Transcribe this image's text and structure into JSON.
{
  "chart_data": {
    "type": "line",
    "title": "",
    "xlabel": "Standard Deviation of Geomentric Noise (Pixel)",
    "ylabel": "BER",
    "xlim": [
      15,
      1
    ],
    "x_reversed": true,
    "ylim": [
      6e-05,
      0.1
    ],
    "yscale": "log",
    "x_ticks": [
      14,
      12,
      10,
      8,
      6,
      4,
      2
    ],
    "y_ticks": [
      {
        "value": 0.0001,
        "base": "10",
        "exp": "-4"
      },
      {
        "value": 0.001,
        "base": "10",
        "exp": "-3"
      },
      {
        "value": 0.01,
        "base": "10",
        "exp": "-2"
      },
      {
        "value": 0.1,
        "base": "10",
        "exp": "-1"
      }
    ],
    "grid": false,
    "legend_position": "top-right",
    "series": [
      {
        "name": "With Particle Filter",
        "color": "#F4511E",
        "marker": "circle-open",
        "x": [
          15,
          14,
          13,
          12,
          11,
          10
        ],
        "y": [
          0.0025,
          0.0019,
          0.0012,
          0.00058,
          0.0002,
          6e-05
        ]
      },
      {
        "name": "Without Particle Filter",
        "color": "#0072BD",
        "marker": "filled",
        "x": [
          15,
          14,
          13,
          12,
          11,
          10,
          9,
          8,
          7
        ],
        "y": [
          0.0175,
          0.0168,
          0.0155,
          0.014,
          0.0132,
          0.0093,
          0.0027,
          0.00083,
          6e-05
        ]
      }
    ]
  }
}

### Short problem
Every entry must be retyped in full, exactly as given.

### Answer to this exercise
Transcribe this image's text and structure into JSON.
{
  "chart_data": {
    "type": "line",
    "title": "",
    "xlabel": "Standard Deviation of Geomentric Noise (Pixel)",
    "ylabel": "BER",
    "xlim": [
      15,
      1
    ],
    "x_reversed": true,
    "ylim": [
      6e-05,
      0.1
    ],
    "yscale": "log",
    "x_ticks": [
      14,
      12,
      10,
      8,
      6,
      4,
      2
    ],
    "y_ticks": [
      {
        "value": 0.0001,
        "base": "10",
        "exp": "-4"
      },
      {
        "value": 0.001,
        "base": "10",
        "exp": "-3"
      },
      {
        "value": 0.01,
        "base": "10",
        "exp": "-2"
      },
      {
        "value": 0.1,
        "base": "10",
        "exp": "-1"
      }
    ],
    "grid": false,
    "legend_position": "top-right",
    "series": [
      {
        "name": "With Particle Filter",
        "color": "#F4511E",
        "marker": "circle-open",
        "x": [
          15,
          14,
          13,
          12,
          11,
          10
        ],
        "y": [
          0.0025,
          0.0019,
          0.0012,
          0.00058,
          0.0002,
          6e-05
        ]
      },
      {
        "name": "Without Particle Filter",
        "color": "#0072BD",
        "marker": "filled",
        "x": [
          15,
          14,
          13,
          12,
          11,
          10,
          9,
          8,
          7
        ],
        "y": [
          0.0175,
          0.0168,
          0.0155,
          0.014,
          0.0132,
          0.0093,
          0.0027,
          0.00083,
          6e-05
        ]
      }
    ]
  }
}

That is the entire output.